• [EXTRACTO DE LA PÁGINA]:
----

“El amor que desafió la ciencia”: adoptó a un bebé con hidrocefalia abandonado en el hospital y vivió los mejores cinco años de su vida

Una conexión inesperada que cambió su destino

El 18 de enero de 2019, Dabiene Sousa, técnica en enfermería en el hospital público Santa Casa BH de Belo Horizonte (Brasil), recibió la orden médica de asistir a un recién nacido que necesitaba la colocación de una válvula en la cabeza. Mientras subía las escaleras, revisaba los documentos y notó que el niño no tenía acompañante. Preguntó por su madre y le respondieron: “Es destituido”. No conocía el término, y le explicaron que se trataba de un bebé abandonado por sus padres.

Movida por la curiosidad y la empatía, fue a conocer al niño. En ese momento, ocurrió algo que ella describe como inexplicable: “Fue como revivir algo que nunca viví. Sentí que lo conocía de toda la vida”. Lo tomó en brazos (algo que no está permitido) y le susurró: “Nunca más estarás solo. No te dejaré”.

----

Datos de segmentación de la página

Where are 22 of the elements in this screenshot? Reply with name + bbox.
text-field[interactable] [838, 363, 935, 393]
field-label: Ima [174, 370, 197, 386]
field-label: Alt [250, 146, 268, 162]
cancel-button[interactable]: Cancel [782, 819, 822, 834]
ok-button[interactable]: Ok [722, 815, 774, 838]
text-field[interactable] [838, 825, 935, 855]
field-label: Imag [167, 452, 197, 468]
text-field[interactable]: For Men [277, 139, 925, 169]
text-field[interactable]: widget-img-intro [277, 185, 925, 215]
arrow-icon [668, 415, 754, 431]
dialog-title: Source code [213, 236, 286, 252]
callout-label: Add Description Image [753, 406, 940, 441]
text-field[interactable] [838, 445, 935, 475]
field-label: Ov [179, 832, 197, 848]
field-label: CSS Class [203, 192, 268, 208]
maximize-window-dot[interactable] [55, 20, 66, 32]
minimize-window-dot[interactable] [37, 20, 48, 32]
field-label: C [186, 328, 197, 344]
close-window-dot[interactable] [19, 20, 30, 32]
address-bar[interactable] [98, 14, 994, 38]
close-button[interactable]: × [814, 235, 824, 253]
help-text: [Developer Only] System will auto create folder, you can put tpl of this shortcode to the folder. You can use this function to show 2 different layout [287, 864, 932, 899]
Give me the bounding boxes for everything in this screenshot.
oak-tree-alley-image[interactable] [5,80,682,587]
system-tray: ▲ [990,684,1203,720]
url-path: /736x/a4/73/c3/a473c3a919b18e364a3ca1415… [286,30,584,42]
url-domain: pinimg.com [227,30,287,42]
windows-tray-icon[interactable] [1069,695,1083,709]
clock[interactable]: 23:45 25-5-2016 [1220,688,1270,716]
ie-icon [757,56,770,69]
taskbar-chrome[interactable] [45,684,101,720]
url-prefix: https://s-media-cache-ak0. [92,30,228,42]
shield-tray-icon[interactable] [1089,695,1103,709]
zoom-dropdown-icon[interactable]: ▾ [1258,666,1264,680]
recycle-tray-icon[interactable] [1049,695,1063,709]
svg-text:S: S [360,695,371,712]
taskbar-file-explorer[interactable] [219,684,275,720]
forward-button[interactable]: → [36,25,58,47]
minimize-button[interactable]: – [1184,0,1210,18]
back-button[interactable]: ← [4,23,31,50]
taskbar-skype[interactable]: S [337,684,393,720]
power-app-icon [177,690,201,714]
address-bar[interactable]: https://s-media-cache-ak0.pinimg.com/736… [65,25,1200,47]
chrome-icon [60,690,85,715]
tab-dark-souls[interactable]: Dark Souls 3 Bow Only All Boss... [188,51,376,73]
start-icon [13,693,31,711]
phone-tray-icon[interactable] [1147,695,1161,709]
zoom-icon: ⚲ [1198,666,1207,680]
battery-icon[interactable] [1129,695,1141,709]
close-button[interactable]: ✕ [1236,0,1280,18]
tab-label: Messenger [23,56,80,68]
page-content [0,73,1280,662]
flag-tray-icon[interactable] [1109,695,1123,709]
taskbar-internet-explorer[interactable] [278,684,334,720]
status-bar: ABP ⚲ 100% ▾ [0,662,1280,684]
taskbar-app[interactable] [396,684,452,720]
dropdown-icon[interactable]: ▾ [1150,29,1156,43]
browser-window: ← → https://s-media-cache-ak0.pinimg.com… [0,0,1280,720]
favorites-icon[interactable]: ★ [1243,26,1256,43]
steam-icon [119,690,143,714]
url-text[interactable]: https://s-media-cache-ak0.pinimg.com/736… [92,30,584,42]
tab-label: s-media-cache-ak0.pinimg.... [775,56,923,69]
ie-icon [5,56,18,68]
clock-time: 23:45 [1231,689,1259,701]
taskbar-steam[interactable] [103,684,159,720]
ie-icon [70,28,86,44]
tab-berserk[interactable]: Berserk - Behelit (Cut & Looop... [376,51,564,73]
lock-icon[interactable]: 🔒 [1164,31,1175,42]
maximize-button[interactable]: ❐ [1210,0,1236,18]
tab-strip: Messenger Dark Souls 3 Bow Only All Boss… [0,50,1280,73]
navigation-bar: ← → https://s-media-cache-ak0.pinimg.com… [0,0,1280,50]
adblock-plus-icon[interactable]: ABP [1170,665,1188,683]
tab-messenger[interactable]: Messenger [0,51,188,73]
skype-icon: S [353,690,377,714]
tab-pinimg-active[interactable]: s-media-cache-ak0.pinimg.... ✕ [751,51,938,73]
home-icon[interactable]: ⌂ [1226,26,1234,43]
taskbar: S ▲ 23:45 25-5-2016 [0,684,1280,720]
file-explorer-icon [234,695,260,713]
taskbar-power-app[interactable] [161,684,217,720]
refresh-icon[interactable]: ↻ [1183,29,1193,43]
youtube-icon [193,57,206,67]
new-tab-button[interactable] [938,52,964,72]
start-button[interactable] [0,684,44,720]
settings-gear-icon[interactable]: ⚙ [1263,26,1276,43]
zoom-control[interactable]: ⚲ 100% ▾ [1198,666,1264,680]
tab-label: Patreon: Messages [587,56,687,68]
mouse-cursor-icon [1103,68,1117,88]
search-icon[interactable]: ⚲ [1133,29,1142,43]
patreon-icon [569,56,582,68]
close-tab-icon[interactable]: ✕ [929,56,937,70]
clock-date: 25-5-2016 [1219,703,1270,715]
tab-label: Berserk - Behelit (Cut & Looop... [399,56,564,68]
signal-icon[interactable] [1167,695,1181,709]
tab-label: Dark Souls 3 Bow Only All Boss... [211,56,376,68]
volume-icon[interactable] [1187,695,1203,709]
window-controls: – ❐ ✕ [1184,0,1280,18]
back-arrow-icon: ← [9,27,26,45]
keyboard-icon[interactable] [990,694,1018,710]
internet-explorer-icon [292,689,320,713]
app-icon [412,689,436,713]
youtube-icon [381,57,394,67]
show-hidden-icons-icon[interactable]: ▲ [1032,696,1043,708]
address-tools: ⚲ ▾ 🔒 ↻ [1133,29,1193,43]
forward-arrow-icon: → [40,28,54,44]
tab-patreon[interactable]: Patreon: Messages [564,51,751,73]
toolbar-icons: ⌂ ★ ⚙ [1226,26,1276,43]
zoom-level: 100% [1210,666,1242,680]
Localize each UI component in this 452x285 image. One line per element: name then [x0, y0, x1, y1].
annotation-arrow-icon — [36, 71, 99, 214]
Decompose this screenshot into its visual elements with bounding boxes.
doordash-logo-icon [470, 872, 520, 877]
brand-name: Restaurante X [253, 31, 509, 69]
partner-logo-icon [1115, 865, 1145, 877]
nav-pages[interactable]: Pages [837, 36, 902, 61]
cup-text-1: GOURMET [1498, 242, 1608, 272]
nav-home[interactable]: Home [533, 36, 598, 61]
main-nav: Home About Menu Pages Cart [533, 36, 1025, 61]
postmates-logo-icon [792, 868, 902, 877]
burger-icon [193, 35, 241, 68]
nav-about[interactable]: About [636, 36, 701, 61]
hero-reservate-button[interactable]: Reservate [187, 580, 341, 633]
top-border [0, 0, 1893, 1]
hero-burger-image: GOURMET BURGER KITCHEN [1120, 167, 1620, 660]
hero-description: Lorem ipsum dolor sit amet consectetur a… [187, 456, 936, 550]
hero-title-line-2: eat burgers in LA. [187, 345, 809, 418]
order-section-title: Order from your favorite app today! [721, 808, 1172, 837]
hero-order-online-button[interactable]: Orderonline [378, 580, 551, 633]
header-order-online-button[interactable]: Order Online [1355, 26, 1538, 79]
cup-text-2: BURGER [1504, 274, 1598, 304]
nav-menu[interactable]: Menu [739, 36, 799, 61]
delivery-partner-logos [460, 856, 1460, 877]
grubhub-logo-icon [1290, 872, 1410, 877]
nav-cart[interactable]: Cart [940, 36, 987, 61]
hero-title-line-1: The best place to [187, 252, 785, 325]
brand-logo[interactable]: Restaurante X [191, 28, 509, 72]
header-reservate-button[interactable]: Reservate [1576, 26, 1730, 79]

----

• [COMPRUEBA TU COMPRENSIÓN]:
**A.** Sustituye "técnica en enfermería" por "auxiliar de enfermería" y copia el pasaje del extracto de la página que empieza en "El 18 de enero" y termina en "por sus padres.".
**B.** Prosigue la historia de la técnica que adoptó al bebé con hidrocefalia a partir de la última oración del extracto de la página.

• [RESPUESTAS POR TAREA]:
**A.**
El 18 de enero de 2019, Dabiene Sousa, auxiliar de enfermería en el hospital público Santa Casa BH de Belo Horizonte (Brasil), recibió la orden médica de asistir a un recién nacido que necesitaba la colocación de una válvula en la cabeza. Mientras subía las escaleras, revisaba los documentos y notó que el niño no tenía acompañante. Preguntó por su madre y le respondieron: “Es destituido”. No conocía el término, y le explicaron que se trataba de un bebé abandonado por sus padres.

**B.**
La promesa que se convirtió en maternidad

El bebé fue llevado a cirugía con menos de un mes de vida. No pudieron colocarle la válvula y fue diagnosticado con hidrocefalia. El pronóstico era reservado, y los médicos le advirtieron a Dabiene que probablemente moriría. Ella respondió: “Si vive un solo día, será el niño más amado del mundo”.

A pesar de ya tener dos hijas, Dabiene sintió que su familia no estaba completa. Llamó a su esposo Renan y le dijo que había conocido al “hombre de su vida”. Tras enviarle una foto y contarle que había sido abandonado, su esposo le respondió que lo llevaran a casa. La familia lo recibió con los brazos abiertos y lo rebautizaron como João Emanuel.

 Foto:Instagram

La lucha por la adopción

João fue trasladado a otra ciudad, y Dabiene, decidida a adoptarlo, comenzó los trámites. Durante el proceso, enfrentó dudas del personal médico y social: “¿Tiene idea de lo que es criar a un niño que no puede darle nada a cambio?”, le preguntaron. Ella respondió con hechos, y hasta fue evaluada por un equipo psicológico que concluyó que lo suyo era puro amor.

Finalmente, fue incluida en la fila de adopción, aunque dejó claro que no quería adoptar a ningún otro niño. João no solo sobrevivió: expresaba emociones, reía con sus hermanas, pedía su sopa preferida y participaba en juegos gracias a una silla especial que su padre compró.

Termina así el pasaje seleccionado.